[Some records]:

____________________

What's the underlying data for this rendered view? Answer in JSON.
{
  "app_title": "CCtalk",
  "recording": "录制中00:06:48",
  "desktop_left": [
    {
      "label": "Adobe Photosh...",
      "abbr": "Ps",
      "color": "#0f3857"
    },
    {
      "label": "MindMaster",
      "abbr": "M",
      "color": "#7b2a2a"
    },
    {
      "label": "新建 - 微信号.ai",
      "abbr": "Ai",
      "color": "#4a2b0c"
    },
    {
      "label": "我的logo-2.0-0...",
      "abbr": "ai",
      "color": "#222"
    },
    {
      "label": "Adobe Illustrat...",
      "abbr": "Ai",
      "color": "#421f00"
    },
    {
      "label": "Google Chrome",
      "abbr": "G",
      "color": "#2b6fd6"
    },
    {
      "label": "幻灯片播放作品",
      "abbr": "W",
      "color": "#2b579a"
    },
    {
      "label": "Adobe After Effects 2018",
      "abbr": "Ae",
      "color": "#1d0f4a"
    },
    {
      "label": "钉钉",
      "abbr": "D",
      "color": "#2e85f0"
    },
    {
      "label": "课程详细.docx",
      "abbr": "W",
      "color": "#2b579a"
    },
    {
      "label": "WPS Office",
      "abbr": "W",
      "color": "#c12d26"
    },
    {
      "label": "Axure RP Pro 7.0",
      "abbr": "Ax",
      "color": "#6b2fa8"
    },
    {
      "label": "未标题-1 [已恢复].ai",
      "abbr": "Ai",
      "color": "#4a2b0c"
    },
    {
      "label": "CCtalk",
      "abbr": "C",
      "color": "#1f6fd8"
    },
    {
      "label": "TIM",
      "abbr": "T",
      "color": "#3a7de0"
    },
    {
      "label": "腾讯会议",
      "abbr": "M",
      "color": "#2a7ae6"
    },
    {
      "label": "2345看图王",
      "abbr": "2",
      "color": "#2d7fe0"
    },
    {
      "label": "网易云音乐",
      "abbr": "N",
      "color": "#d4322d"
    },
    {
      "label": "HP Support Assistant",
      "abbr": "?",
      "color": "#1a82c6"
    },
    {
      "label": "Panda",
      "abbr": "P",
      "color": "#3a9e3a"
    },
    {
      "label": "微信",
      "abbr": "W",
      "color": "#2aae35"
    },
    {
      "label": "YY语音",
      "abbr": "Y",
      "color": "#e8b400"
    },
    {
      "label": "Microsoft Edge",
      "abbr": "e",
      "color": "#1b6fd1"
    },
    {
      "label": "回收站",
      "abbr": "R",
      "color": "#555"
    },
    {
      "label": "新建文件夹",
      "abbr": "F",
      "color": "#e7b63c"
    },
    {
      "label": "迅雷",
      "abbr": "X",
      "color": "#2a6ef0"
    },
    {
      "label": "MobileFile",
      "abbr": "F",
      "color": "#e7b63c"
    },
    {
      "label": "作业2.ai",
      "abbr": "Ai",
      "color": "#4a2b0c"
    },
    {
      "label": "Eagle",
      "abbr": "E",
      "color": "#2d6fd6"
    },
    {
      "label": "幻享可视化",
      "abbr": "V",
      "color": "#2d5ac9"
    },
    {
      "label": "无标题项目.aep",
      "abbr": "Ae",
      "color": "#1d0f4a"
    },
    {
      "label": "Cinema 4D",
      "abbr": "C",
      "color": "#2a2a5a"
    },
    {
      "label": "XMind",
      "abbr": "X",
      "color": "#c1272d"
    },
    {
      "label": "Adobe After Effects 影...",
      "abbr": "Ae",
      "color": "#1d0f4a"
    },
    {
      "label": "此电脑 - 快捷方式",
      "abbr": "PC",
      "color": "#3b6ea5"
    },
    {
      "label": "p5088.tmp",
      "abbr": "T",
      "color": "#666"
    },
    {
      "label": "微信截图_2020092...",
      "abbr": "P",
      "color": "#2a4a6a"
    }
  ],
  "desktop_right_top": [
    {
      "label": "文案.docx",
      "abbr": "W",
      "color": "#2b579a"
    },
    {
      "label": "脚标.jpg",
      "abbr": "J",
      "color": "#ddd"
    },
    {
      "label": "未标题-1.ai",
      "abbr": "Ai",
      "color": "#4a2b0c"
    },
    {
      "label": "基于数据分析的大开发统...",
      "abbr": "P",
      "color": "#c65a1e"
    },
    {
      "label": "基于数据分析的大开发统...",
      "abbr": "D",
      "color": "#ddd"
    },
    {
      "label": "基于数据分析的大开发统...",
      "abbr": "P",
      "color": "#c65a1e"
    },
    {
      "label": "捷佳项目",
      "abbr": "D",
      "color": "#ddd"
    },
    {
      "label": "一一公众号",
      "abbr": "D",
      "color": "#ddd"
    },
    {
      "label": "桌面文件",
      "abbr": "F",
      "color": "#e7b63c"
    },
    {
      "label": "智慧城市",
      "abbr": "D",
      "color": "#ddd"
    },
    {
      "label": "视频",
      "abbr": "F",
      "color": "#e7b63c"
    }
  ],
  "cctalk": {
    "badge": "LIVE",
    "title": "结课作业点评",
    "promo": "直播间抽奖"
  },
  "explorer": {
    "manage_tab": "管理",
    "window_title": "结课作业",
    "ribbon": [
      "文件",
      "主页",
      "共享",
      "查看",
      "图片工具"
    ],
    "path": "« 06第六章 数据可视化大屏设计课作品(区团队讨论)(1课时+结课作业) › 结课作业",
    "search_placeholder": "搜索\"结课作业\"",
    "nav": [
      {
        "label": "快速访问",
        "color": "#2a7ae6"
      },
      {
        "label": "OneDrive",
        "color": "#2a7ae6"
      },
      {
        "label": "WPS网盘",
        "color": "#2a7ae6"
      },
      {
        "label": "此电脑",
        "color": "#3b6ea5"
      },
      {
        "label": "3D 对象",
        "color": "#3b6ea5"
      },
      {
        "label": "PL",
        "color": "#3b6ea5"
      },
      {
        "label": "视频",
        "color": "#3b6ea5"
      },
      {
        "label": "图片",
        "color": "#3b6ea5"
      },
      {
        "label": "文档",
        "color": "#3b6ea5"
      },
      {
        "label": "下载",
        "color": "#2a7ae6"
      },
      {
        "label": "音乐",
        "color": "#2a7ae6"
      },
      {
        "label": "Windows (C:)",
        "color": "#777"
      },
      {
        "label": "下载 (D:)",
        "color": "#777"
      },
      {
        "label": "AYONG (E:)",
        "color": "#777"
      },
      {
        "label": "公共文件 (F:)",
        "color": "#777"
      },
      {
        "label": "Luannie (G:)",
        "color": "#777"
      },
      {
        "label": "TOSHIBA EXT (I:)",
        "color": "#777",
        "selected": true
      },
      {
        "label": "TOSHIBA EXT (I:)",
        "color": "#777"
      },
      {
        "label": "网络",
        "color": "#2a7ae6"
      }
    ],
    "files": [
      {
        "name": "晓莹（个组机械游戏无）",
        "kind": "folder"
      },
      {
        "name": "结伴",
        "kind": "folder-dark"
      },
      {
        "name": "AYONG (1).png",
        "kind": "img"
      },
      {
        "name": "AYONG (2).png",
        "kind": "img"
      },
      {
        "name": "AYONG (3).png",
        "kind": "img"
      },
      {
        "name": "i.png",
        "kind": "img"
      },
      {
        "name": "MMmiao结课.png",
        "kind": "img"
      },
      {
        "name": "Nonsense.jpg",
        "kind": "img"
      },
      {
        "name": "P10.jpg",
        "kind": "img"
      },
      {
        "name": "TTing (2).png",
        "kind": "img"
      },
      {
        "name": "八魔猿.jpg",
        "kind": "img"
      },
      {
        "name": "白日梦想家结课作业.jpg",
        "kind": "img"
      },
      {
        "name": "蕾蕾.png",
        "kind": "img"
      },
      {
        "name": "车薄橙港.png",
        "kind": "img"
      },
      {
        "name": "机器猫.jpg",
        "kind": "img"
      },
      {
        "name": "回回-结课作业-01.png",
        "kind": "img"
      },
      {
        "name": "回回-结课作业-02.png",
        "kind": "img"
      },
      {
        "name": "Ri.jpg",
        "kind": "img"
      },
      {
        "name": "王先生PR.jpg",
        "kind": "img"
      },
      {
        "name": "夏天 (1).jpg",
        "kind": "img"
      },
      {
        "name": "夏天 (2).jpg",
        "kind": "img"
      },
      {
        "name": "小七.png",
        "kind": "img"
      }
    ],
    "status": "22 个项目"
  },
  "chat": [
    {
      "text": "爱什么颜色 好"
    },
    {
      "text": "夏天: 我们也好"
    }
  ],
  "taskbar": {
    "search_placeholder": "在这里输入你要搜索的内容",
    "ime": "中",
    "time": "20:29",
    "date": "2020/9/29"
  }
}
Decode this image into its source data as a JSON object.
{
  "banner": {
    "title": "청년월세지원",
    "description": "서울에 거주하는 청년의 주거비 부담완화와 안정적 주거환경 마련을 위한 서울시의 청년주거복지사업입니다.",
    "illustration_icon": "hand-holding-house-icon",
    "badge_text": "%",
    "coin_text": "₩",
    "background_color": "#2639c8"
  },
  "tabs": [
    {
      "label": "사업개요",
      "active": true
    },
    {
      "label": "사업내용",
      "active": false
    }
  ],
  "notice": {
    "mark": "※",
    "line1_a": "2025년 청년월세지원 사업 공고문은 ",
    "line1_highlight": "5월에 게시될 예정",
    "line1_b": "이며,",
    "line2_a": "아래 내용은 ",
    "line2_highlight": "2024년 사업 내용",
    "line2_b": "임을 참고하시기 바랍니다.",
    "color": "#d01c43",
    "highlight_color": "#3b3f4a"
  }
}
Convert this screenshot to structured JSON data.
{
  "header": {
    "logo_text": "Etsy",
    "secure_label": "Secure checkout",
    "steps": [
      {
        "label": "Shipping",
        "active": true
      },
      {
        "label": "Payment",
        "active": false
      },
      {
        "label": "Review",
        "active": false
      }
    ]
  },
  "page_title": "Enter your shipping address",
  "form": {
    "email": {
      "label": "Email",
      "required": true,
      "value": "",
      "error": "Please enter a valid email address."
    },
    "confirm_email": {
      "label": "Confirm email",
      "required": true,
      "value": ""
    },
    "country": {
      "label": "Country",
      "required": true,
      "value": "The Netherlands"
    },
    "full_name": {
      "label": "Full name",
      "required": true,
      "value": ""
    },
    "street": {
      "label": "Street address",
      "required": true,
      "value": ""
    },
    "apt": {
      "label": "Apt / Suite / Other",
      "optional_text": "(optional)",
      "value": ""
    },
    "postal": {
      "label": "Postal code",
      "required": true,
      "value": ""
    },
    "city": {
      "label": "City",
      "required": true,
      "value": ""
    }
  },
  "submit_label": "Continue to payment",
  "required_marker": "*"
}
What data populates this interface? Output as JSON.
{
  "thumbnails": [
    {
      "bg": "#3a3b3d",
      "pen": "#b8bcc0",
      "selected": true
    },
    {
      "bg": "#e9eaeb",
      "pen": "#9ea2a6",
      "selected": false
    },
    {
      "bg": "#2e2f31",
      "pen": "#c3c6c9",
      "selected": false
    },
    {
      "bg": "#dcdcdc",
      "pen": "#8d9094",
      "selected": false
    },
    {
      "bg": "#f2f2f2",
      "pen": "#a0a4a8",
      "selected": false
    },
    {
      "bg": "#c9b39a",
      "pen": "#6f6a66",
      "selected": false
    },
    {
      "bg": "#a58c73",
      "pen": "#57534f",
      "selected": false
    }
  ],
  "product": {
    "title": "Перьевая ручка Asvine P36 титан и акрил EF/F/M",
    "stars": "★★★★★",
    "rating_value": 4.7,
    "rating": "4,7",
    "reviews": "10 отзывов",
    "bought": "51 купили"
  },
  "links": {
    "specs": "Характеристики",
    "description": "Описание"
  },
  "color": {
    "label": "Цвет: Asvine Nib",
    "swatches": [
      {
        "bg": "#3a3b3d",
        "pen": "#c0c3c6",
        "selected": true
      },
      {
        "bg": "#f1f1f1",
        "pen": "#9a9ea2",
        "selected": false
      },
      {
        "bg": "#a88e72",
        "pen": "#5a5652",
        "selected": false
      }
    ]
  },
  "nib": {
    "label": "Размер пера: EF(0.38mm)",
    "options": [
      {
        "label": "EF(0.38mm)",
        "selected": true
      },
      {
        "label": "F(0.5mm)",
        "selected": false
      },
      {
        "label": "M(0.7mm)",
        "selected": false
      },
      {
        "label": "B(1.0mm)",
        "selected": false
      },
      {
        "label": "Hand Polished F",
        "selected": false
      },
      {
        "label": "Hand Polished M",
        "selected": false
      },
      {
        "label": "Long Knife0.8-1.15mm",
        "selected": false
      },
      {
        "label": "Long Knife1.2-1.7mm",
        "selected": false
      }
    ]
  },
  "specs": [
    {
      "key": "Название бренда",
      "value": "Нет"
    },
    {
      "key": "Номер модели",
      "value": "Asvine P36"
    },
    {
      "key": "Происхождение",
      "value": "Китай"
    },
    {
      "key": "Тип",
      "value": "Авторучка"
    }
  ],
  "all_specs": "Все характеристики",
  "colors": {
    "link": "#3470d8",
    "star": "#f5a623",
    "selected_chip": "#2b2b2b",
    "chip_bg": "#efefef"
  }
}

____________________

[Task statement]: List all lines in the material containing the string "Asvine".

[Task output]:
    "title": "Перьевая ручка Asvine P36 титан и акрил EF/F/M",
    "label": "Цвет: Asvine Nib",
      "value": "Asvine P36"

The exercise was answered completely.